Exercise details: Repeat every line below exactly, word for word.

[Supplied data start]

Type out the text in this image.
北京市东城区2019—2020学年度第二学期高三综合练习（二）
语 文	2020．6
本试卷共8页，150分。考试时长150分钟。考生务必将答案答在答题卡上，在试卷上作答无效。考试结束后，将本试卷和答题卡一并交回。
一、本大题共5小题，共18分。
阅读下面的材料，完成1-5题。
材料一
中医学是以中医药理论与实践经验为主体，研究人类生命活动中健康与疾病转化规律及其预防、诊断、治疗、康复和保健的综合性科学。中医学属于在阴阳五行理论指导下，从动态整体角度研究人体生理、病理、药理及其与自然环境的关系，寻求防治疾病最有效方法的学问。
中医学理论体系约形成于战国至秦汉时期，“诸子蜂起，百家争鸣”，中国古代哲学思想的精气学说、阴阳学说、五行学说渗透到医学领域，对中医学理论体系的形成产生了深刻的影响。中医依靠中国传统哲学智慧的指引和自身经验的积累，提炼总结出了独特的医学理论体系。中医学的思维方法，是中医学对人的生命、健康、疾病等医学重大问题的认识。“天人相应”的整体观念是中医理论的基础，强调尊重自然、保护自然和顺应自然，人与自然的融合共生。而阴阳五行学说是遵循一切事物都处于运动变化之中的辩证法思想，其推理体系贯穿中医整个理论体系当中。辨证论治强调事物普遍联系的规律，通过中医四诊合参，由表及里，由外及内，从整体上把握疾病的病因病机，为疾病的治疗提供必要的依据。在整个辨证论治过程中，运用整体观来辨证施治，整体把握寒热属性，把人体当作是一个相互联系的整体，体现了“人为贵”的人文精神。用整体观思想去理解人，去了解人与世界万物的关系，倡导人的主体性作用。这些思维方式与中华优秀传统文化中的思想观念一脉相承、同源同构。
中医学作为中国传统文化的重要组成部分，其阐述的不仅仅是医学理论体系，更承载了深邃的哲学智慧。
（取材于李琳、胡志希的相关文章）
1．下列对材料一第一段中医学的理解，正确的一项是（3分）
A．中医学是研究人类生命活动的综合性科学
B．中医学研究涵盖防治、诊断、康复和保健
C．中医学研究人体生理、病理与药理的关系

[Supplied data end]

Exercise answer:
Type out the text in this image.
北京市东城区2019—2020学年度第二学期高三综合练习（二）
语 文	2020．6
本试卷共8页，150分。考试时长150分钟。考生务必将答案答在答题卡上，在试卷上作答无效。考试结束后，将本试卷和答题卡一并交回。
一、本大题共5小题，共18分。
阅读下面的材料，完成1-5题。
材料一
中医学是以中医药理论与实践经验为主体，研究人类生命活动中健康与疾病转化规律及其预防、诊断、治疗、康复和保健的综合性科学。中医学属于在阴阳五行理论指导下，从动态整体角度研究人体生理、病理、药理及其与自然环境的关系，寻求防治疾病最有效方法的学问。
中医学理论体系约形成于战国至秦汉时期，“诸子蜂起，百家争鸣”，中国古代哲学思想的精气学说、阴阳学说、五行学说渗透到医学领域，对中医学理论体系的形成产生了深刻的影响。中医依靠中国传统哲学智慧的指引和自身经验的积累，提炼总结出了独特的医学理论体系。中医学的思维方法，是中医学对人的生命、健康、疾病等医学重大问题的认识。“天人相应”的整体观念是中医理论的基础，强调尊重自然、保护自然和顺应自然，人与自然的融合共生。而阴阳五行学说是遵循一切事物都处于运动变化之中的辩证法思想，其推理体系贯穿中医整个理论体系当中。辨证论治强调事物普遍联系的规律，通过中医四诊合参，由表及里，由外及内，从整体上把握疾病的病因病机，为疾病的治疗提供必要的依据。在整个辨证论治过程中，运用整体观来辨证施治，整体把握寒热属性，把人体当作是一个相互联系的整体，体现了“人为贵”的人文精神。用整体观思想去理解人，去了解人与世界万物的关系，倡导人的主体性作用。这些思维方式与中华优秀传统文化中的思想观念一脉相承、同源同构。
中医学作为中国传统文化的重要组成部分，其阐述的不仅仅是医学理论体系，更承载了深邃的哲学智慧。
（取材于李琳、胡志希的相关文章）
1．下列对材料一第一段中医学的理解，正确的一项是（3分）
A．中医学是研究人类生命活动的综合性科学
B．中医学研究涵盖防治、诊断、康复和保健
C．中医学研究人体生理、病理与药理的关系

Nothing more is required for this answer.